Stated problem: Find the word "Сурикова" in the listing; pull out each line holding it.

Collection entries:
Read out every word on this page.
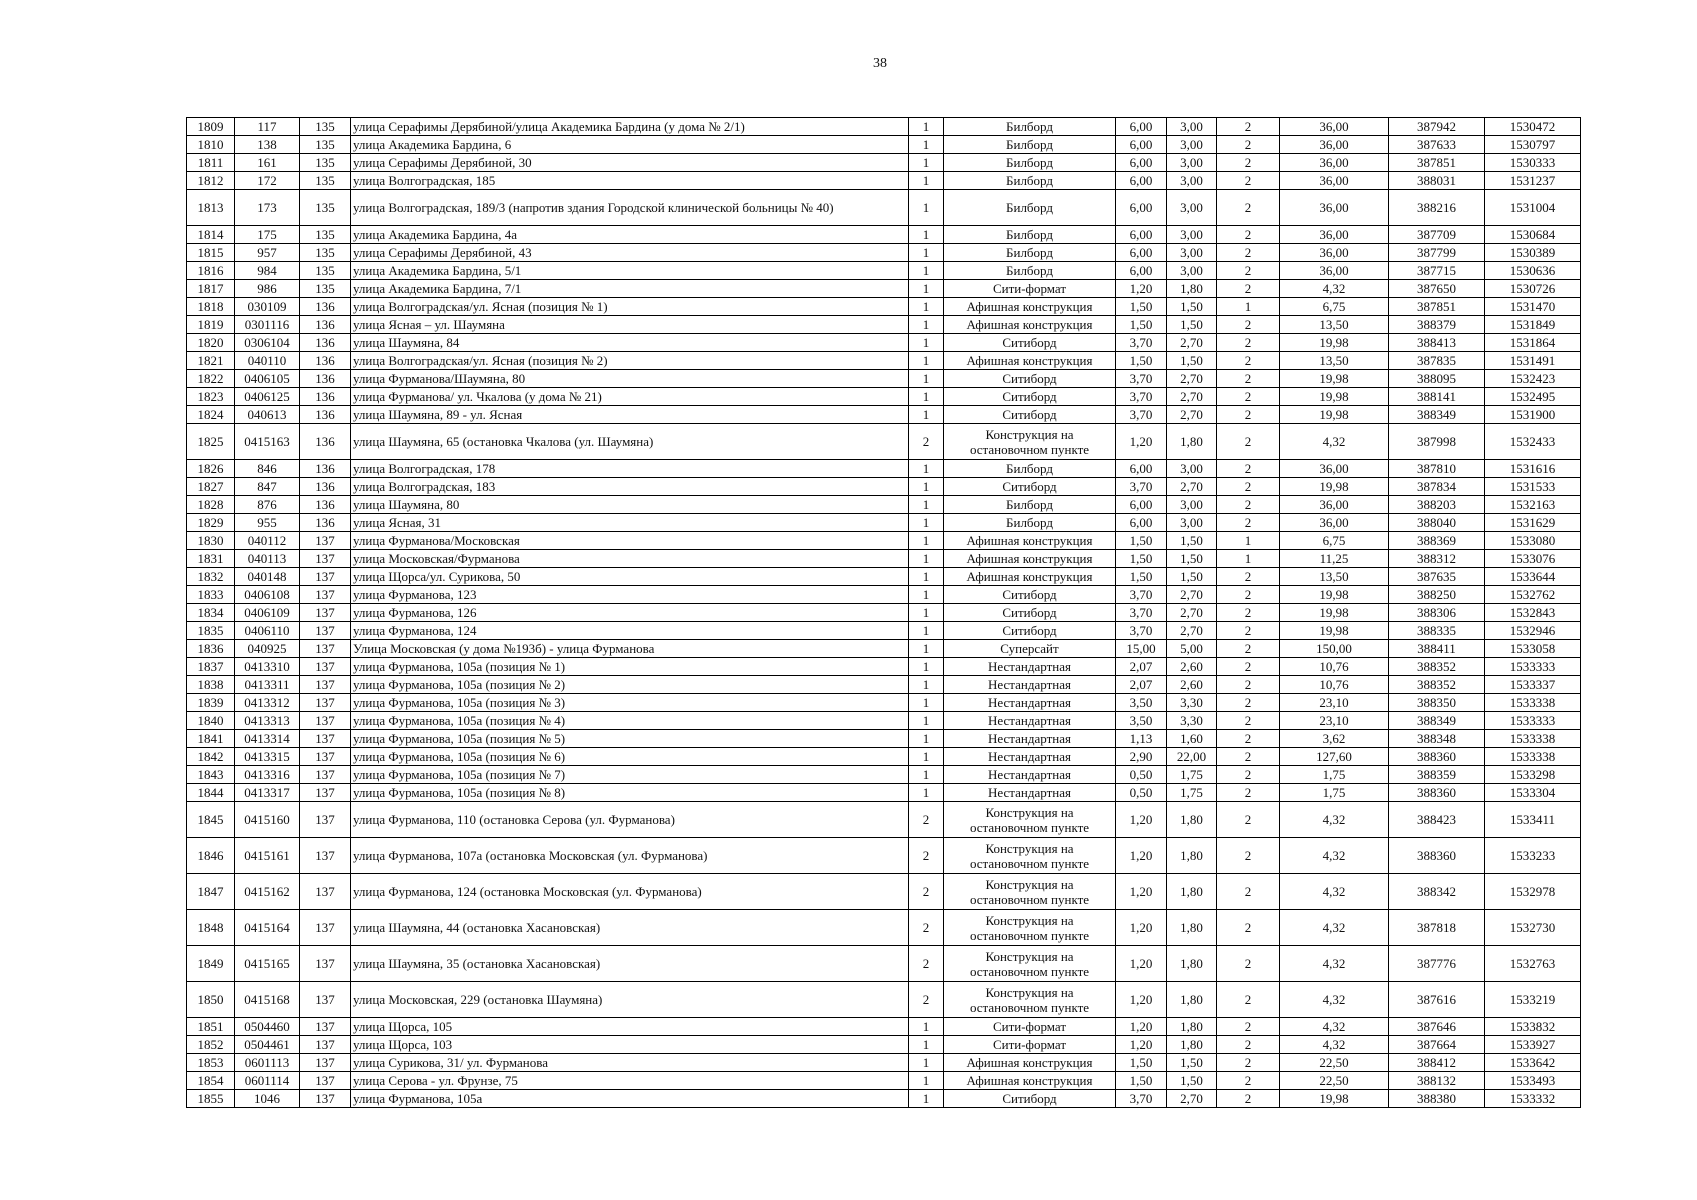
38
1809	117	135	улица Серафимы Дерябиной/улица Академика Бардина (у дома № 2/1)	1	Билборд	6,00	3,00	2	36,00	387942	1530472
1810	138	135	улица Академика Бардина, 6	1	Билборд	6,00	3,00	2	36,00	387633	1530797
1811	161	135	улица Серафимы Дерябиной, 30	1	Билборд	6,00	3,00	2	36,00	387851	1530333
1812	172	135	улица Волгоградская, 185	1	Билборд	6,00	3,00	2	36,00	388031	1531237
1813	173	135	улица Волгоградская, 189/3 (напротив здания Городской клинической больницы № 40)	1	Билборд	6,00	3,00	2	36,00	388216	1531004
1814	175	135	улица Академика Бардина, 4а	1	Билборд	6,00	3,00	2	36,00	387709	1530684
1815	957	135	улица Серафимы Дерябиной, 43	1	Билборд	6,00	3,00	2	36,00	387799	1530389
1816	984	135	улица Академика Бардина, 5/1	1	Билборд	6,00	3,00	2	36,00	387715	1530636
1817	986	135	улица Академика Бардина, 7/1	1	Сити-формат	1,20	1,80	2	4,32	387650	1530726
1818	030109	136	улица Волгоградская/ул. Ясная (позиция № 1)	1	Афишная конструкция	1,50	1,50	1	6,75	387851	1531470
1819	0301116	136	улица Ясная – ул. Шаумяна	1	Афишная конструкция	1,50	1,50	2	13,50	388379	1531849
1820	0306104	136	улица Шаумяна, 84	1	Ситиборд	3,70	2,70	2	19,98	388413	1531864
1821	040110	136	улица Волгоградская/ул. Ясная (позиция № 2)	1	Афишная конструкция	1,50	1,50	2	13,50	387835	1531491
1822	0406105	136	улица Фурманова/Шаумяна, 80	1	Ситиборд	3,70	2,70	2	19,98	388095	1532423
1823	0406125	136	улица Фурманова/ ул. Чкалова (у дома № 21)	1	Ситиборд	3,70	2,70	2	19,98	388141	1532495
1824	040613	136	улица Шаумяна, 89 - ул. Ясная	1	Ситиборд	3,70	2,70	2	19,98	388349	1531900
1825	0415163	136	улица Шаумяна, 65 (остановка Чкалова (ул. Шаумяна)	2	Конструкция на остановочном пункте	1,20	1,80	2	4,32	387998	1532433
1826	846	136	улица Волгоградская, 178	1	Билборд	6,00	3,00	2	36,00	387810	1531616
1827	847	136	улица Волгоградская, 183	1	Ситиборд	3,70	2,70	2	19,98	387834	1531533
1828	876	136	улица Шаумяна, 80	1	Билборд	6,00	3,00	2	36,00	388203	1532163
1829	955	136	улица Ясная, 31	1	Билборд	6,00	3,00	2	36,00	388040	1531629
1830	040112	137	улица Фурманова/Московская	1	Афишная конструкция	1,50	1,50	1	6,75	388369	1533080
1831	040113	137	улица Московская/Фурманова	1	Афишная конструкция	1,50	1,50	1	11,25	388312	1533076
1832	040148	137	улица Щорса/ул. Сурикова, 50	1	Афишная конструкция	1,50	1,50	2	13,50	387635	1533644
1833	0406108	137	улица Фурманова, 123	1	Ситиборд	3,70	2,70	2	19,98	388250	1532762
1834	0406109	137	улица Фурманова, 126	1	Ситиборд	3,70	2,70	2	19,98	388306	1532843
1835	0406110	137	улица Фурманова, 124	1	Ситиборд	3,70	2,70	2	19,98	388335	1532946
1836	040925	137	Улица Московская (у дома №193б) - улица Фурманова	1	Суперсайт	15,00	5,00	2	150,00	388411	1533058
1837	0413310	137	улица Фурманова, 105а (позиция № 1)	1	Нестандартная	2,07	2,60	2	10,76	388352	1533333
1838	0413311	137	улица Фурманова, 105а (позиция № 2)	1	Нестандартная	2,07	2,60	2	10,76	388352	1533337
1839	0413312	137	улица Фурманова, 105а (позиция № 3)	1	Нестандартная	3,50	3,30	2	23,10	388350	1533338
1840	0413313	137	улица Фурманова, 105а (позиция № 4)	1	Нестандартная	3,50	3,30	2	23,10	388349	1533333
1841	0413314	137	улица Фурманова, 105а (позиция № 5)	1	Нестандартная	1,13	1,60	2	3,62	388348	1533338
1842	0413315	137	улица Фурманова, 105а (позиция № 6)	1	Нестандартная	2,90	22,00	2	127,60	388360	1533338
1843	0413316	137	улица Фурманова, 105а (позиция № 7)	1	Нестандартная	0,50	1,75	2	1,75	388359	1533298
1844	0413317	137	улица Фурманова, 105а (позиция № 8)	1	Нестандартная	0,50	1,75	2	1,75	388360	1533304
1845	0415160	137	улица Фурманова, 110 (остановка Серова (ул. Фурманова)	2	Конструкция на остановочном пункте	1,20	1,80	2	4,32	388423	1533411
1846	0415161	137	улица Фурманова, 107а (остановка Московская (ул. Фурманова)	2	Конструкция на остановочном пункте	1,20	1,80	2	4,32	388360	1533233
1847	0415162	137	улица Фурманова, 124 (остановка Московская (ул. Фурманова)	2	Конструкция на остановочном пункте	1,20	1,80	2	4,32	388342	1532978
1848	0415164	137	улица Шаумяна, 44 (остановка Хасановская)	2	Конструкция на остановочном пункте	1,20	1,80	2	4,32	387818	1532730
1849	0415165	137	улица Шаумяна, 35 (остановка Хасановская)	2	Конструкция на остановочном пункте	1,20	1,80	2	4,32	387776	1532763
1850	0415168	137	улица Московская, 229 (остановка Шаумяна)	2	Конструкция на остановочном пункте	1,20	1,80	2	4,32	387616	1533219
1851	0504460	137	улица Щорса, 105	1	Сити-формат	1,20	1,80	2	4,32	387646	1533832
1852	0504461	137	улица Щорса, 103	1	Сити-формат	1,20	1,80	2	4,32	387664	1533927
1853	0601113	137	улица Сурикова, 31/ ул. Фурманова	1	Афишная конструкция	1,50	1,50	2	22,50	388412	1533642
1854	0601114	137	улица Серова - ул. Фрунзе, 75	1	Афишная конструкция	1,50	1,50	2	22,50	388132	1533493
1855	1046	137	улица Фурманова, 105а	1	Ситиборд	3,70	2,70	2	19,98	388380	1533332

Answer to the exercise:
1832	040148	137	улица Щорса/ул. Сурикова, 50	1	Афишная конструкция	1,50	1,50	2	13,50	387635	1533644
1853	0601113	137	улица Сурикова, 31/ ул. Фурманова	1	Афишная конструкция	1,50	1,50	2	22,50	388412	1533642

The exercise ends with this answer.